▶ _Problem to solve_
Determine how many lines in the entries below include "HARDWARE". The reply should be that number and nothing else.

⟨

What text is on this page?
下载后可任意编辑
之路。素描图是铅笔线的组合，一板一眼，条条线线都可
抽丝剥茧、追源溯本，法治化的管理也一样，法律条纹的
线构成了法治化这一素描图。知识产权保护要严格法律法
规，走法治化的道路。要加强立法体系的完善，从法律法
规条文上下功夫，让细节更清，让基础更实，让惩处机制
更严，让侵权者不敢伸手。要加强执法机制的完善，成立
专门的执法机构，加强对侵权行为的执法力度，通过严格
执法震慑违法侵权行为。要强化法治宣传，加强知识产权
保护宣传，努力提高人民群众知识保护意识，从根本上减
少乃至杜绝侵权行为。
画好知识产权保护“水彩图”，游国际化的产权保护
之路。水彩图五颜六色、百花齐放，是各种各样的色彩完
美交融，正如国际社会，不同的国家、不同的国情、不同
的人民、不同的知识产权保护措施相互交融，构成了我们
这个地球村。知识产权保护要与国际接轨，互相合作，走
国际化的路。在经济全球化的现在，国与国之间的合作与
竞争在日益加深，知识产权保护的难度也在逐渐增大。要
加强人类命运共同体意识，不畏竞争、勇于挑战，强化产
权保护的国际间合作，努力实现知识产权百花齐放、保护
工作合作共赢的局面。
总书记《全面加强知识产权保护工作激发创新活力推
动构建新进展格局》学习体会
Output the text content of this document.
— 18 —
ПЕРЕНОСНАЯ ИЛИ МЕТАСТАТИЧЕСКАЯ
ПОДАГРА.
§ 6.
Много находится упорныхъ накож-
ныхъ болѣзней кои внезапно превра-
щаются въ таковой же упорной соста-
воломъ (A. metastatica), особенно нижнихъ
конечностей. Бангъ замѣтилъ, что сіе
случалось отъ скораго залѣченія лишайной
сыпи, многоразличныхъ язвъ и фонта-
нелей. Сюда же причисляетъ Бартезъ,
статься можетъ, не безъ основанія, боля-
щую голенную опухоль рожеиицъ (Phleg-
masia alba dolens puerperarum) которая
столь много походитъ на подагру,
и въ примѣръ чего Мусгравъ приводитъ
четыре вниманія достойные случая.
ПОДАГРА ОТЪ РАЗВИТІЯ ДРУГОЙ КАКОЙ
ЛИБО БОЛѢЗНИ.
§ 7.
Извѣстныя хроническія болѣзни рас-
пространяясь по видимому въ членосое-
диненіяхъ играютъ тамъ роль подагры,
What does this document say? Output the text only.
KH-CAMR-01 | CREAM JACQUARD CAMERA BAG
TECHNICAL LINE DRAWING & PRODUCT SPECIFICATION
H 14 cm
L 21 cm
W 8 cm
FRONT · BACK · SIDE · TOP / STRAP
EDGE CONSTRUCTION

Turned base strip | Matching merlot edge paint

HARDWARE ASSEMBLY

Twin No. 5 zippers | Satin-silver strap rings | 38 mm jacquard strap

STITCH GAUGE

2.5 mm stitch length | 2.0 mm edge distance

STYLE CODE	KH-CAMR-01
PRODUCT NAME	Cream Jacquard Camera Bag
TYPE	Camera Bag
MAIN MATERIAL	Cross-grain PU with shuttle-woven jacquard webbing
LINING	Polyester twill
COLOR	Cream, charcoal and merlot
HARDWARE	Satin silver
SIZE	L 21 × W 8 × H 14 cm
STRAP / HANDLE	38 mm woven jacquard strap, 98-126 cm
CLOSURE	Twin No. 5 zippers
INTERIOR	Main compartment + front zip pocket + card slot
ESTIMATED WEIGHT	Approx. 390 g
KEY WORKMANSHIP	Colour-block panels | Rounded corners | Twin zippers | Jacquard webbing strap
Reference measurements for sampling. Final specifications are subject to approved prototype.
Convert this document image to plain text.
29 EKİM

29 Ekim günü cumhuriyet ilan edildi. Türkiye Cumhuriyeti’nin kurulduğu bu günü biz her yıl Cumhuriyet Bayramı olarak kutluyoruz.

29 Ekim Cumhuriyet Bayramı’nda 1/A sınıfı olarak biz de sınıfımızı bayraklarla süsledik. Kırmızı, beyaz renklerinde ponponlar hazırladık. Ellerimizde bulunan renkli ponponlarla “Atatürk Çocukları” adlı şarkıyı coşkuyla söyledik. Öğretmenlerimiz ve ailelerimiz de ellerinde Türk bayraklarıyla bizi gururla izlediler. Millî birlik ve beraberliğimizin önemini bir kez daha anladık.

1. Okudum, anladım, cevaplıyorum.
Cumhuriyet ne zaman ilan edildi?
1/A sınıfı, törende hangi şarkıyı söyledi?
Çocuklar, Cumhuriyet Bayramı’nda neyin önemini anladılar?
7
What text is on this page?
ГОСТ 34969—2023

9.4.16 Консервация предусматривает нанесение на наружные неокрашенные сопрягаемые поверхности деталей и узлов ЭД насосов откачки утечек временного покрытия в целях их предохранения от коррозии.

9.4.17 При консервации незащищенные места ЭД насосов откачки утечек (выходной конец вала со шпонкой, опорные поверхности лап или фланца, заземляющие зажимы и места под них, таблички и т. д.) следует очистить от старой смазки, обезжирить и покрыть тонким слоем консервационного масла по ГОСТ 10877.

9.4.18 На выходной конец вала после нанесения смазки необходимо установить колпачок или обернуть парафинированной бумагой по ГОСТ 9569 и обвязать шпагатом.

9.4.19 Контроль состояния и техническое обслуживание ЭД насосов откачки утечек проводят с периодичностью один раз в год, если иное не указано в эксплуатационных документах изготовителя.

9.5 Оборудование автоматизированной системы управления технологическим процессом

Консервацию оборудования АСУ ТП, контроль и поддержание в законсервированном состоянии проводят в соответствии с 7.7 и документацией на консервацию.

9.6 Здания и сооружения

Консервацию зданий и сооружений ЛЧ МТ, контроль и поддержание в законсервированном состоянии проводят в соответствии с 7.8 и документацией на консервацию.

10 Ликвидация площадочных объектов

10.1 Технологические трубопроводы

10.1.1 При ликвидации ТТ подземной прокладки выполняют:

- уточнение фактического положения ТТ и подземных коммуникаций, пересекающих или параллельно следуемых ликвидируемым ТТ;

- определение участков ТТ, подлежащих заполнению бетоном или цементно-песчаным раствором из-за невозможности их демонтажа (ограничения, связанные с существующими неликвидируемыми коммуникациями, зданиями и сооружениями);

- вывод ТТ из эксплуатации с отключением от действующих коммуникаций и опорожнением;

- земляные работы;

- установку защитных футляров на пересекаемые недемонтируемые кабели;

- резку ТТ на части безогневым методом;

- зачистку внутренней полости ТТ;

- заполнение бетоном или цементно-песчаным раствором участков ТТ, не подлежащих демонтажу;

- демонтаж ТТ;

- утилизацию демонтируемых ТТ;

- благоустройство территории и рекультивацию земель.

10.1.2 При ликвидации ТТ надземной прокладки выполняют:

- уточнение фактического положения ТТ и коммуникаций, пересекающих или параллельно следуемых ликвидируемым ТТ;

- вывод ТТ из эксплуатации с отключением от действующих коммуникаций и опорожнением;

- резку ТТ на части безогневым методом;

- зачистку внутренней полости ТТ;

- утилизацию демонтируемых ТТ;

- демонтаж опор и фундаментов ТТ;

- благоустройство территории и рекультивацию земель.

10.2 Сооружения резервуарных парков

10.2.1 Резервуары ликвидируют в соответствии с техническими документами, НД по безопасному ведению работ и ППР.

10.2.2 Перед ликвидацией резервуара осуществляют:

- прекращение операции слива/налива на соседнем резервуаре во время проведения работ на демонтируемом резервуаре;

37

⟩

▶ _Full output_
2